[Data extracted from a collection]
▬▬▬▬▬▬▬▬▬▬
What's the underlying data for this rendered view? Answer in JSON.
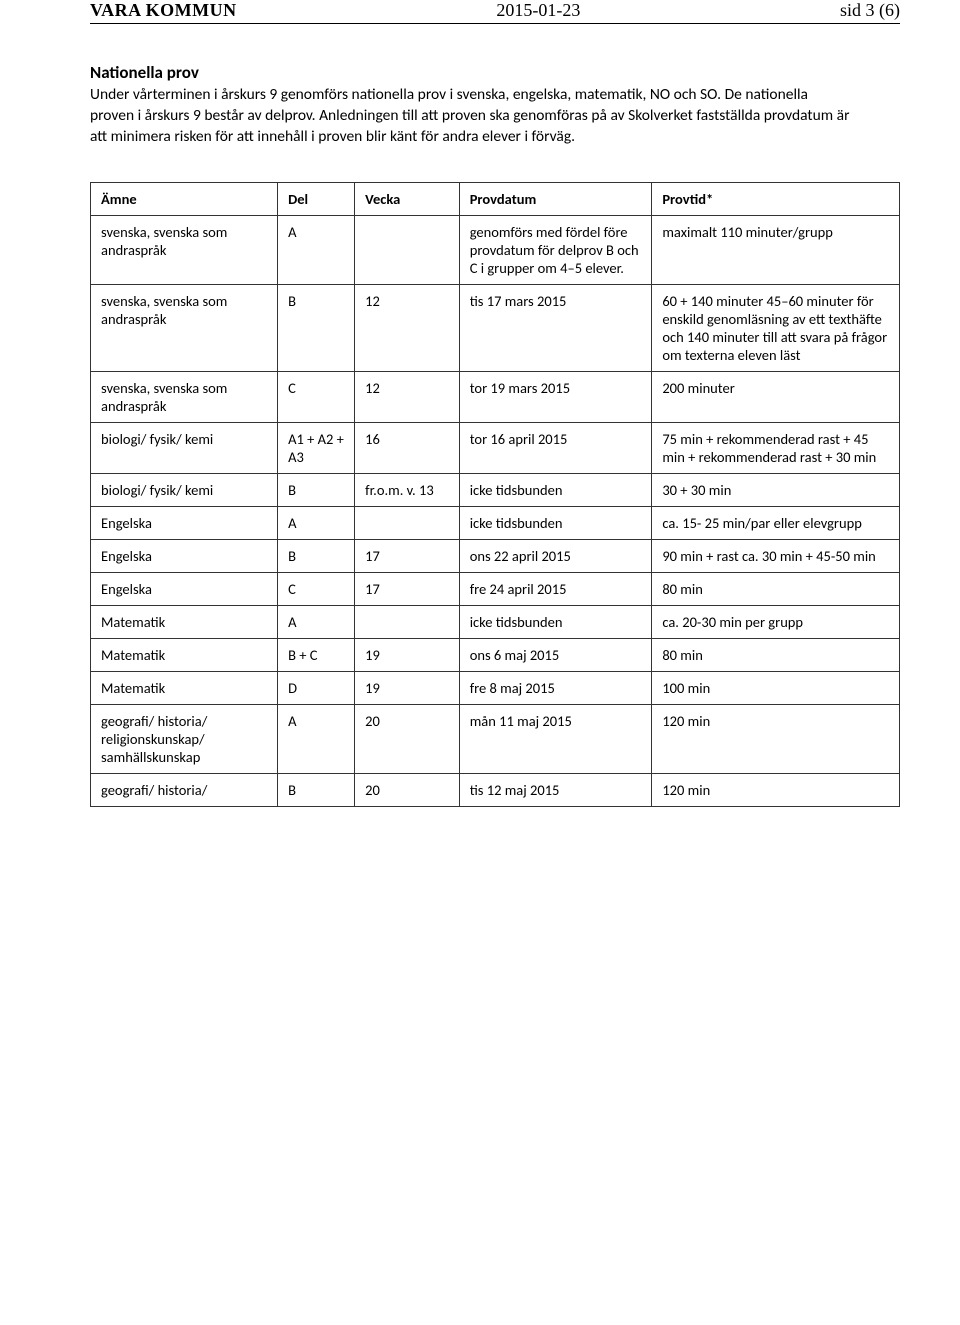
{
  "header": {
    "org": "VARA KOMMUN",
    "date": "2015-01-23",
    "page": "sid 3 (6)"
  },
  "intro": {
    "heading": "Nationella prov",
    "text": "Under vårterminen i årskurs 9 genomförs nationella prov i svenska, engelska, matematik, NO och SO. De nationella proven i årskurs 9 består av delprov. Anledningen till att proven ska genomföras på av Skolverket fastställda provdatum är att minimera risken för att innehåll i proven blir känt för andra elever i förväg."
  },
  "table": {
    "headers": [
      "Ämne",
      "Del",
      "Vecka",
      "Provdatum",
      "Provtid*"
    ],
    "rows": [
      [
        "svenska, svenska som andraspråk",
        "A",
        "",
        "genomförs med fördel före provdatum för delprov B och C i grupper om 4–5 elever.",
        "maximalt 110 minuter/grupp"
      ],
      [
        "svenska, svenska som andraspråk",
        "B",
        "12",
        "tis 17 mars 2015",
        "60 + 140 minuter 45–60 minuter för enskild genomläsning av ett texthäfte och 140 minuter till att svara på frågor om texterna eleven läst"
      ],
      [
        "svenska, svenska som andraspråk",
        "C",
        "12",
        "tor 19 mars 2015",
        "200 minuter"
      ],
      [
        "biologi/ fysik/ kemi",
        "A1 + A2 + A3",
        "16",
        "tor 16 april 2015",
        "75 min + rekommenderad rast + 45 min + rekommenderad rast + 30 min"
      ],
      [
        "biologi/ fysik/ kemi",
        "B",
        "fr.o.m. v. 13",
        "icke tidsbunden",
        "30 + 30 min"
      ],
      [
        "Engelska",
        "A",
        "",
        "icke tidsbunden",
        "ca. 15- 25 min/par eller elevgrupp"
      ],
      [
        "Engelska",
        "B",
        "17",
        "ons 22 april 2015",
        "90 min + rast ca. 30 min + 45-50 min"
      ],
      [
        "Engelska",
        "C",
        "17",
        "fre 24 april 2015",
        "80 min"
      ],
      [
        "Matematik",
        "A",
        "",
        "icke tidsbunden",
        "ca. 20-30 min per grupp"
      ],
      [
        "Matematik",
        "B + C",
        "19",
        "ons 6 maj 2015",
        "80 min"
      ],
      [
        "Matematik",
        "D",
        "19",
        "fre 8 maj 2015",
        "100 min"
      ],
      [
        "geografi/ historia/ religionskunskap/ samhällskunskap",
        "A",
        "20",
        "mån 11 maj 2015",
        "120 min"
      ],
      [
        "geografi/ historia/",
        "B",
        "20",
        "tis 12 maj 2015",
        "120 min"
      ]
    ]
  }
}
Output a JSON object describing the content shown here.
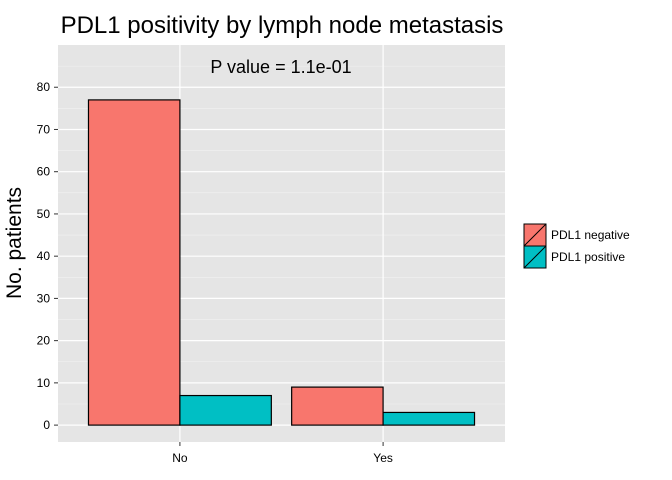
{
  "chart_data": {
    "type": "bar",
    "title": "PDL1 positivity by lymph node metastasis",
    "annotation": "P value = 1.1e-01",
    "xlabel": "",
    "ylabel": "No. patients",
    "categories": [
      "No",
      "Yes"
    ],
    "series": [
      {
        "name": "PDL1 negative",
        "values": [
          77,
          9
        ],
        "color": "#F8766D"
      },
      {
        "name": "PDL1 positive",
        "values": [
          7,
          3
        ],
        "color": "#00BFC4"
      }
    ],
    "ylim": [
      -4,
      90
    ],
    "yticks": [
      0,
      10,
      20,
      30,
      40,
      50,
      60,
      70,
      80
    ],
    "grid": true,
    "legend_position": "right",
    "background_color": "#E5E5E5",
    "grid_color": "#FFFFFF"
  }
}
▬▬▬▬▬▬▬▬▬▬
Any picture in the data is to be skipped, while each line is returned exactly as written.

What's the underlying data for this rendered view? Answer in JSON.
{
  "header": {
    "org": "VARA KOMMUN",
    "date": "2015-01-23",
    "page": "sid 3 (6)"
  },
  "intro": {
    "heading": "Nationella prov",
    "text": "Under vårterminen i årskurs 9 genomförs nationella prov i svenska, engelska, matematik, NO och SO. De nationella proven i årskurs 9 består av delprov. Anledningen till att proven ska genomföras på av Skolverket fastställda provdatum är att minimera risken för att innehåll i proven blir känt för andra elever i förväg."
  },
  "table": {
    "headers": [
      "Ämne",
      "Del",
      "Vecka",
      "Provdatum",
      "Provtid*"
    ],
    "rows": [
      [
        "svenska, svenska som andraspråk",
        "A",
        "",
        "genomförs med fördel före provdatum för delprov B och C i grupper om 4–5 elever.",
        "maximalt 110 minuter/grupp"
      ],
      [
        "svenska, svenska som andraspråk",
        "B",
        "12",
        "tis 17 mars 2015",
        "60 + 140 minuter 45–60 minuter för enskild genomläsning av ett texthäfte och 140 minuter till att svara på frågor om texterna eleven läst"
      ],
      [
        "svenska, svenska som andraspråk",
        "C",
        "12",
        "tor 19 mars 2015",
        "200 minuter"
      ],
      [
        "biologi/ fysik/ kemi",
        "A1 + A2 + A3",
        "16",
        "tor 16 april 2015",
        "75 min + rekommenderad rast + 45 min + rekommenderad rast + 30 min"
      ],
      [
        "biologi/ fysik/ kemi",
        "B",
        "fr.o.m. v. 13",
        "icke tidsbunden",
        "30 + 30 min"
      ],
      [
        "Engelska",
        "A",
        "",
        "icke tidsbunden",
        "ca. 15- 25 min/par eller elevgrupp"
      ],
      [
        "Engelska",
        "B",
        "17",
        "ons 22 april 2015",
        "90 min + rast ca. 30 min + 45-50 min"
      ],
      [
        "Engelska",
        "C",
        "17",
        "fre 24 april 2015",
        "80 min"
      ],
      [
        "Matematik",
        "A",
        "",
        "icke tidsbunden",
        "ca. 20-30 min per grupp"
      ],
      [
        "Matematik",
        "B + C",
        "19",
        "ons 6 maj 2015",
        "80 min"
      ],
      [
        "Matematik",
        "D",
        "19",
        "fre 8 maj 2015",
        "100 min"
      ],
      [
        "geografi/ historia/ religionskunskap/ samhällskunskap",
        "A",
        "20",
        "mån 11 maj 2015",
        "120 min"
      ],
      [
        "geografi/ historia/",
        "B",
        "20",
        "tis 12 maj 2015",
        "120 min"
      ]
    ]
  }
}
Output a JSON object describing the content shown here.
{
  "chart_data": {
    "type": "bar",
    "title": "PDL1 positivity by lymph node metastasis",
    "annotation": "P value = 1.1e-01",
    "xlabel": "",
    "ylabel": "No. patients",
    "categories": [
      "No",
      "Yes"
    ],
    "series": [
      {
        "name": "PDL1 negative",
        "values": [
          77,
          9
        ],
        "color": "#F8766D"
      },
      {
        "name": "PDL1 positive",
        "values": [
          7,
          3
        ],
        "color": "#00BFC4"
      }
    ],
    "ylim": [
      -4,
      90
    ],
    "yticks": [
      0,
      10,
      20,
      30,
      40,
      50,
      60,
      70,
      80
    ],
    "grid": true,
    "legend_position": "right",
    "background_color": "#E5E5E5",
    "grid_color": "#FFFFFF"
  }
}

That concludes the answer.